Professor Troy Van Voorhis of Massachusetts Institute of Technology is supported by an award from the Chemical Theory, Models and Computational Methods Program in the Division of Chemistry. At a microscopic level, chemical reactions determine how long light emitting diodes (LEDs), solar cells, and batteries will last. Recently it has become possible - and even routine - to make predictions about useful lifetimes using computer simulations. These simulations complement experiments by providing insight into properties that might difficult to measure directly. This project considers the use of embedding computer methods that may make it possible to simulate much larger systems with much higher accuracy than ever before. The fundamental idea of embedding involves breaking a large system up into many small, overlapping fragments that can then be stitched back together to describe the whole. The Van Voorhis group uses these embedding tools to study the photochemistry of molecules relevant to emerging organic light emitting device (OLED) and solar cell technologies. Professor Van Voorhis is the departmental coordinator of MIT ACCESS - a joint program between Chemistry, Chemical Engineering and Materials Science that invites a select group of underrepresented minority undergraduate students to visit MIT for a weekend during the academic year. The primary aim is to encourage the students to consider graduate school in chemistry. Professor Van Voorhis also empowers and equips graduate students within his group to introduce K-12 students to the beauty and power of science. Graduate and undergraduate students involved in this award are encouraged to participate in the MIT chemistry "Magic Show" that performs at local schools; the Research Communication Laboratory that trains graduate students to communicate scientific concepts to K-12 students; MIT Women in Chemistry's "Scientist for a Day" middle school camp; and the MIT museum's "Science on Saturdays" program that targets children and families.
The Van Voorhis group is developing transformative electronic structure methods in which fragments are the fundamental building blocks. The goal is to create new tools that are both faster and more accurate than state-of-the-art approximations, facilitating chemical simulations that were previously inaccessible. As a starting point, they develop a family of fragment embedding theories based on the Bootstrap Embedding method. The key realization is that wave function embedding allows one to combine overlapping orbital fragments in a robust way. The resulting theory circumvents the scaling challenges inherent in most wave function theories by only requiring calculations on very small fragments, which are ultimately combined to obtain a picture of the entire system. Improvements are accomplished by dressing these embedding methods with dynamic correlation using the many pair expansion (MPE). Finally, these techniques are extended to excited states using a novel strategy that identifies such states as local minima of the energy variance. As a signature application of these tools, the Van Voorhis Group studies the energetics and dynamics of triplet excitons in molecules relevant to emerging OLED and solar cell technologies.
This award reflects NSF's statutory mission and has been deemed worthy of support through evaluation using the Foundation's intellectual merit and broader impacts review criteria.

__________________________________________________

## What this task involves:
According to the award description above, how does the fragment embedding theory get around the scaling challenges found in most wave function theories? Answer in one to three sentences.

## Entries provided:
__________________________________________________

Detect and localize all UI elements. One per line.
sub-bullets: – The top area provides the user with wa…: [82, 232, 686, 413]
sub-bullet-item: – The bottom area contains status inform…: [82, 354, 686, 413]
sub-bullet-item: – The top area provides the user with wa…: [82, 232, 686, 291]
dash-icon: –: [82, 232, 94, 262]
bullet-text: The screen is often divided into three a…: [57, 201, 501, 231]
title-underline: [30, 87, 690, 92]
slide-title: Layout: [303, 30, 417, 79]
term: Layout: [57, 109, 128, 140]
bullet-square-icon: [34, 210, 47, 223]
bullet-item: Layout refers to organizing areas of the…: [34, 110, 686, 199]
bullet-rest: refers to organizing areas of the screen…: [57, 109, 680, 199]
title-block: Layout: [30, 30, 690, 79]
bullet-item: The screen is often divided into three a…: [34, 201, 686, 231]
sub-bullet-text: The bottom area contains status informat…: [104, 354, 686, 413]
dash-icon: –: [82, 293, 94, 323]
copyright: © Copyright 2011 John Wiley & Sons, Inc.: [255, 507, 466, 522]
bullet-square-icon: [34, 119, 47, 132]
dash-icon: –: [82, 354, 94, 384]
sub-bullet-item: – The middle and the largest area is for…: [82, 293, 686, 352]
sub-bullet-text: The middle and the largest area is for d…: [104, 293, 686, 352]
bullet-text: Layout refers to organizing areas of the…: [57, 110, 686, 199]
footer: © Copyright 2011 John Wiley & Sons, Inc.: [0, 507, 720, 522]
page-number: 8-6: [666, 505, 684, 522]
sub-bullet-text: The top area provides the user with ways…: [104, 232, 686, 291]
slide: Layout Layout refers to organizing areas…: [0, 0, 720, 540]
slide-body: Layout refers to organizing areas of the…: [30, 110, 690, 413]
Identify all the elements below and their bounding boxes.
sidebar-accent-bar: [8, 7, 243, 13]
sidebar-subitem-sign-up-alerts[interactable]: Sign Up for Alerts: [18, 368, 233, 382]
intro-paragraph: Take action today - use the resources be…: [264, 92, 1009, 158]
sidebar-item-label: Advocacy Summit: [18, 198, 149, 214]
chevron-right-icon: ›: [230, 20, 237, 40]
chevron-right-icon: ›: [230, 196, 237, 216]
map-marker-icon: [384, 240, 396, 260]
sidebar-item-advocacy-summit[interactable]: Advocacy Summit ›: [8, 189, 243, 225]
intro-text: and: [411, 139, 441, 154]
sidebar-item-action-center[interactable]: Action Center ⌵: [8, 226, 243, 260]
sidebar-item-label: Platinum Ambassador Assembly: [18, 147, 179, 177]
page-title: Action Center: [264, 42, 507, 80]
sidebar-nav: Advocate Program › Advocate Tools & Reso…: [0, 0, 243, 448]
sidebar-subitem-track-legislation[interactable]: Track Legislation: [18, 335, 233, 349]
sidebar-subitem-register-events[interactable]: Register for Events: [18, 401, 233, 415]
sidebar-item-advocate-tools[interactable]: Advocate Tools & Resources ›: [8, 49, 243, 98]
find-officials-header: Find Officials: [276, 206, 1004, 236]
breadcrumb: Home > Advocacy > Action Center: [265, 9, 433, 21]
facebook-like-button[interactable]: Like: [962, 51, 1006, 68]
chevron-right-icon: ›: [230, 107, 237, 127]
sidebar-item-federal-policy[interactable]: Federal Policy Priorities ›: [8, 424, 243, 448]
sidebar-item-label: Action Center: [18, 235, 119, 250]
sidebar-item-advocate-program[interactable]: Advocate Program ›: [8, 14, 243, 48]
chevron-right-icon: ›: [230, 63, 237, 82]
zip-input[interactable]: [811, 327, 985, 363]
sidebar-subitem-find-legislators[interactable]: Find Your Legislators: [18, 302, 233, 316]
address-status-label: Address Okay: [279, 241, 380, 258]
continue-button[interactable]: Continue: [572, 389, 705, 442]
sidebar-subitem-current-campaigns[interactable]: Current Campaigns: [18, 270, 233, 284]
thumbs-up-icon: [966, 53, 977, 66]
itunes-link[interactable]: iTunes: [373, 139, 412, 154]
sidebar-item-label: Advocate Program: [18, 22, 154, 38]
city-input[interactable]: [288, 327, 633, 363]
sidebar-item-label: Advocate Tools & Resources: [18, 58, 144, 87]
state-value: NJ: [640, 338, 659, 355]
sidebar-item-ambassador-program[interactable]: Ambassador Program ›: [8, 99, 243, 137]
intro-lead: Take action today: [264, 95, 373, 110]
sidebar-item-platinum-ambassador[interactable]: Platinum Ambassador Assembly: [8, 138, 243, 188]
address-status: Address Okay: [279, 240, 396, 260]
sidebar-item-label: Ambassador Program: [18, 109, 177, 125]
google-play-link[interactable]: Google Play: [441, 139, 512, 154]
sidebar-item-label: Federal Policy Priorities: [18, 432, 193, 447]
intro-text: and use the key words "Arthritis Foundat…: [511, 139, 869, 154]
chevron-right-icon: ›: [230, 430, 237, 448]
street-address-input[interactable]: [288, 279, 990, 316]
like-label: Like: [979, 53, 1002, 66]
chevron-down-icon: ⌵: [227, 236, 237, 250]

__________________________________________________

## Written solution:
The theory avoids these scaling challenges because it only requires calculations on very small fragments. The results for those fragments are then combined to obtain a picture of the entire system.